Set exercise
Each entry below is to be extracted exactly.

-=-=-

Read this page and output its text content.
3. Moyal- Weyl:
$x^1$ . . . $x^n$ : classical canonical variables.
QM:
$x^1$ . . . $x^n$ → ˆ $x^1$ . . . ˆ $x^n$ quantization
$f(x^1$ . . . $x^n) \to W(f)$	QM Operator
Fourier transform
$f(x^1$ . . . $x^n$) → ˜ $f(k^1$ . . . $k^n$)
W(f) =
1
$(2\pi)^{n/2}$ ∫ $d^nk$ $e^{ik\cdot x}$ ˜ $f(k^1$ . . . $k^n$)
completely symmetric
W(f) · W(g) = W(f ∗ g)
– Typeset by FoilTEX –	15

-=-=-

Solution to the problem
Read this page and output its text content.
3. Moyal- Weyl:
$x^1$ . . . $x^n$ : classical canonical variables.
QM:
$x^1$ . . . $x^n$ → ˆ $x^1$ . . . ˆ $x^n$ quantization
$f(x^1$ . . . $x^n) \to W(f)$	QM Operator
Fourier transform
$f(x^1$ . . . $x^n$) → ˜ $f(k^1$ . . . $k^n$)
W(f) =
1
$(2\pi)^{n/2}$ ∫ $d^nk$ $e^{ik\cdot x}$ ˜ $f(k^1$ . . . $k^n$)
completely symmetric
W(f) · W(g) = W(f ∗ g)
– Typeset by FoilTEX –	15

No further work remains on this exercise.